(Dataset entries)
— begin —

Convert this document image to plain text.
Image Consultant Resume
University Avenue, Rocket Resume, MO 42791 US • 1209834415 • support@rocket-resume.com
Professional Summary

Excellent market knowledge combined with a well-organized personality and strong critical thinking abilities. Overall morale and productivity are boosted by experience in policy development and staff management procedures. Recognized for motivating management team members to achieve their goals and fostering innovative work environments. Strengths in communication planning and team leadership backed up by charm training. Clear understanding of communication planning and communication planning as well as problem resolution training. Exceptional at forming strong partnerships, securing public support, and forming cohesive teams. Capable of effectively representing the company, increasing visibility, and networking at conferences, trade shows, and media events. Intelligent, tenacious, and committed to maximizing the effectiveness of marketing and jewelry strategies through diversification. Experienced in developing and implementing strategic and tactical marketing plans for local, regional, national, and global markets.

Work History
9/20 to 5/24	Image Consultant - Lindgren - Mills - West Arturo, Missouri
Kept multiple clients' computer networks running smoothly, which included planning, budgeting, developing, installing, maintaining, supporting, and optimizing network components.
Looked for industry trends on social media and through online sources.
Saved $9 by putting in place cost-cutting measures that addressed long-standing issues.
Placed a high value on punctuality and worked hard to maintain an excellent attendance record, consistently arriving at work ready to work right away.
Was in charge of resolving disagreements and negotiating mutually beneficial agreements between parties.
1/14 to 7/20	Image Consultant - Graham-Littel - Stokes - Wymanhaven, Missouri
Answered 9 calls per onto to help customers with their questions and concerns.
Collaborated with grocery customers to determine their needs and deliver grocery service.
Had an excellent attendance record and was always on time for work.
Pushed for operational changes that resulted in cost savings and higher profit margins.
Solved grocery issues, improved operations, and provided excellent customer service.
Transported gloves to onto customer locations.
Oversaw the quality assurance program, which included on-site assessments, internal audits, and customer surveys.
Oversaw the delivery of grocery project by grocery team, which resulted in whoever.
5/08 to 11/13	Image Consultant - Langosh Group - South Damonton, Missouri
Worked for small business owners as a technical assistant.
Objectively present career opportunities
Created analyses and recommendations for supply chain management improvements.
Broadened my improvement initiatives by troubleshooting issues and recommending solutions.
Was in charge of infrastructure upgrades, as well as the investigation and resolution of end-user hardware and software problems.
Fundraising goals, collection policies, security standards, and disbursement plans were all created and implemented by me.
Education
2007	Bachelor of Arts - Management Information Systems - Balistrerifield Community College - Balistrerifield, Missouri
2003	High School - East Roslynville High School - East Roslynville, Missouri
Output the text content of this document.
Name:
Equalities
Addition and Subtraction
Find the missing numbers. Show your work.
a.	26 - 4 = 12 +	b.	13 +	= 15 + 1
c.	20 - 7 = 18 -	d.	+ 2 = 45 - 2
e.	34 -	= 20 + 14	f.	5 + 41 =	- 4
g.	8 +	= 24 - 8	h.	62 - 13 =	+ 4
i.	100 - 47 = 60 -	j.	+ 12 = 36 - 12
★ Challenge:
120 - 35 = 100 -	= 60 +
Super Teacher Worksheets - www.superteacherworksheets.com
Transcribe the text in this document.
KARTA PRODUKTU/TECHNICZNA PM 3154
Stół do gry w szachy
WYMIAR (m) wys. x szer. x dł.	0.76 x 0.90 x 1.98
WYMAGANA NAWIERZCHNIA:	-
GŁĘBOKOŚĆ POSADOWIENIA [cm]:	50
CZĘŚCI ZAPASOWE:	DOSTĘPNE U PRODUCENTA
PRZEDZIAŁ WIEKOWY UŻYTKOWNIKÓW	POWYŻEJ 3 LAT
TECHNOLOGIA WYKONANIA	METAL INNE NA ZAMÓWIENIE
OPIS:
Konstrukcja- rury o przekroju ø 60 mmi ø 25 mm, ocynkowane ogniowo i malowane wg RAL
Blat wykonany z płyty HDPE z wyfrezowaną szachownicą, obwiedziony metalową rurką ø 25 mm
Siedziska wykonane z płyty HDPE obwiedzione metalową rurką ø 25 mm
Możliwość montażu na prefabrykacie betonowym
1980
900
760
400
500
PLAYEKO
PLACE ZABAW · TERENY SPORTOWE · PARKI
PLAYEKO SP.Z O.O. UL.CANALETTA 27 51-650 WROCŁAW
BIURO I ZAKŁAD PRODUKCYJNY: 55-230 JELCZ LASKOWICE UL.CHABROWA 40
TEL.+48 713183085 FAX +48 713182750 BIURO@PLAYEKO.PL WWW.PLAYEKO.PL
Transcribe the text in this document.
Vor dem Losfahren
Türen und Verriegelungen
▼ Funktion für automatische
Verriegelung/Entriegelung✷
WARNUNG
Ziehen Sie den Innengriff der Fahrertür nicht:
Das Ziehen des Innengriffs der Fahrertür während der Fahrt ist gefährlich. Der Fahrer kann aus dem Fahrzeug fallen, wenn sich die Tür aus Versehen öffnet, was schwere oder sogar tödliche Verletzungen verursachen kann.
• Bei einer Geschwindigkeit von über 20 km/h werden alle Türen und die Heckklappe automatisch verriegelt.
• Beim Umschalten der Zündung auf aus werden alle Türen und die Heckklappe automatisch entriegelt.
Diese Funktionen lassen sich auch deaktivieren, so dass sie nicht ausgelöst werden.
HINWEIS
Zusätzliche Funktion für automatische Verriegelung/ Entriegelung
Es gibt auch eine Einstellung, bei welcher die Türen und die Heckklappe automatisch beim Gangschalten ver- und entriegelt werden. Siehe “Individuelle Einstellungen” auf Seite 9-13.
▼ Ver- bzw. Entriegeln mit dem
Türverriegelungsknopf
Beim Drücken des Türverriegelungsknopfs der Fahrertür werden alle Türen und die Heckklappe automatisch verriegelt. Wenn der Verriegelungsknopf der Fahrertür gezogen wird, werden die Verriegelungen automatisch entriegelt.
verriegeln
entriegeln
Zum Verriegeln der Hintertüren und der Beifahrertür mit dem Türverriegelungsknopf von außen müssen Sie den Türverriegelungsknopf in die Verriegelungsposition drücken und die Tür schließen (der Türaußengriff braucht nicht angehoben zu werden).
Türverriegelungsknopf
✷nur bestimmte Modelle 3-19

— end —

◆ PROBLEM
Restate each of the entries above verbatim.

◆ WORKED ANSWER
Convert this document image to plain text.
Image Consultant Resume
University Avenue, Rocket Resume, MO 42791 US • 1209834415 • support@rocket-resume.com
Professional Summary

Excellent market knowledge combined with a well-organized personality and strong critical thinking abilities. Overall morale and productivity are boosted by experience in policy development and staff management procedures. Recognized for motivating management team members to achieve their goals and fostering innovative work environments. Strengths in communication planning and team leadership backed up by charm training. Clear understanding of communication planning and communication planning as well as problem resolution training. Exceptional at forming strong partnerships, securing public support, and forming cohesive teams. Capable of effectively representing the company, increasing visibility, and networking at conferences, trade shows, and media events. Intelligent, tenacious, and committed to maximizing the effectiveness of marketing and jewelry strategies through diversification. Experienced in developing and implementing strategic and tactical marketing plans for local, regional, national, and global markets.

Work History
9/20 to 5/24	Image Consultant - Lindgren - Mills - West Arturo, Missouri
Kept multiple clients' computer networks running smoothly, which included planning, budgeting, developing, installing, maintaining, supporting, and optimizing network components.
Looked for industry trends on social media and through online sources.
Saved $9 by putting in place cost-cutting measures that addressed long-standing issues.
Placed a high value on punctuality and worked hard to maintain an excellent attendance record, consistently arriving at work ready to work right away.
Was in charge of resolving disagreements and negotiating mutually beneficial agreements between parties.
1/14 to 7/20	Image Consultant - Graham-Littel - Stokes - Wymanhaven, Missouri
Answered 9 calls per onto to help customers with their questions and concerns.
Collaborated with grocery customers to determine their needs and deliver grocery service.
Had an excellent attendance record and was always on time for work.
Pushed for operational changes that resulted in cost savings and higher profit margins.
Solved grocery issues, improved operations, and provided excellent customer service.
Transported gloves to onto customer locations.
Oversaw the quality assurance program, which included on-site assessments, internal audits, and customer surveys.
Oversaw the delivery of grocery project by grocery team, which resulted in whoever.
5/08 to 11/13	Image Consultant - Langosh Group - South Damonton, Missouri
Worked for small business owners as a technical assistant.
Objectively present career opportunities
Created analyses and recommendations for supply chain management improvements.
Broadened my improvement initiatives by troubleshooting issues and recommending solutions.
Was in charge of infrastructure upgrades, as well as the investigation and resolution of end-user hardware and software problems.
Fundraising goals, collection policies, security standards, and disbursement plans were all created and implemented by me.
Education
2007	Bachelor of Arts - Management Information Systems - Balistrerifield Community College - Balistrerifield, Missouri
2003	High School - East Roslynville High School - East Roslynville, Missouri
Output the text content of this document.
Name:
Equalities
Addition and Subtraction
Find the missing numbers. Show your work.
a.	26 - 4 = 12 +	b.	13 +	= 15 + 1
c.	20 - 7 = 18 -	d.	+ 2 = 45 - 2
e.	34 -	= 20 + 14	f.	5 + 41 =	- 4
g.	8 +	= 24 - 8	h.	62 - 13 =	+ 4
i.	100 - 47 = 60 -	j.	+ 12 = 36 - 12
★ Challenge:
120 - 35 = 100 -	= 60 +
Super Teacher Worksheets - www.superteacherworksheets.com
Transcribe the text in this document.
KARTA PRODUKTU/TECHNICZNA PM 3154
Stół do gry w szachy
WYMIAR (m) wys. x szer. x dł.	0.76 x 0.90 x 1.98
WYMAGANA NAWIERZCHNIA:	-
GŁĘBOKOŚĆ POSADOWIENIA [cm]:	50
CZĘŚCI ZAPASOWE:	DOSTĘPNE U PRODUCENTA
PRZEDZIAŁ WIEKOWY UŻYTKOWNIKÓW	POWYŻEJ 3 LAT
TECHNOLOGIA WYKONANIA	METAL INNE NA ZAMÓWIENIE
OPIS:
Konstrukcja- rury o przekroju ø 60 mmi ø 25 mm, ocynkowane ogniowo i malowane wg RAL
Blat wykonany z płyty HDPE z wyfrezowaną szachownicą, obwiedziony metalową rurką ø 25 mm
Siedziska wykonane z płyty HDPE obwiedzione metalową rurką ø 25 mm
Możliwość montażu na prefabrykacie betonowym
1980
900
760
400
500
PLAYEKO
PLACE ZABAW · TERENY SPORTOWE · PARKI
PLAYEKO SP.Z O.O. UL.CANALETTA 27 51-650 WROCŁAW
BIURO I ZAKŁAD PRODUKCYJNY: 55-230 JELCZ LASKOWICE UL.CHABROWA 40
TEL.+48 713183085 FAX +48 713182750 BIURO@PLAYEKO.PL WWW.PLAYEKO.PL
Transcribe the text in this document.
Vor dem Losfahren
Türen und Verriegelungen
▼ Funktion für automatische
Verriegelung/Entriegelung✷
WARNUNG
Ziehen Sie den Innengriff der Fahrertür nicht:
Das Ziehen des Innengriffs der Fahrertür während der Fahrt ist gefährlich. Der Fahrer kann aus dem Fahrzeug fallen, wenn sich die Tür aus Versehen öffnet, was schwere oder sogar tödliche Verletzungen verursachen kann.
• Bei einer Geschwindigkeit von über 20 km/h werden alle Türen und die Heckklappe automatisch verriegelt.
• Beim Umschalten der Zündung auf aus werden alle Türen und die Heckklappe automatisch entriegelt.
Diese Funktionen lassen sich auch deaktivieren, so dass sie nicht ausgelöst werden.
HINWEIS
Zusätzliche Funktion für automatische Verriegelung/ Entriegelung
Es gibt auch eine Einstellung, bei welcher die Türen und die Heckklappe automatisch beim Gangschalten ver- und entriegelt werden. Siehe “Individuelle Einstellungen” auf Seite 9-13.
▼ Ver- bzw. Entriegeln mit dem
Türverriegelungsknopf
Beim Drücken des Türverriegelungsknopfs der Fahrertür werden alle Türen und die Heckklappe automatisch verriegelt. Wenn der Verriegelungsknopf der Fahrertür gezogen wird, werden die Verriegelungen automatisch entriegelt.
verriegeln
entriegeln
Zum Verriegeln der Hintertüren und der Beifahrertür mit dem Türverriegelungsknopf von außen müssen Sie den Türverriegelungsknopf in die Verriegelungsposition drücken und die Tür schließen (der Türaußengriff braucht nicht angehoben zu werden).
Türverriegelungsknopf
✷nur bestimmte Modelle 3-19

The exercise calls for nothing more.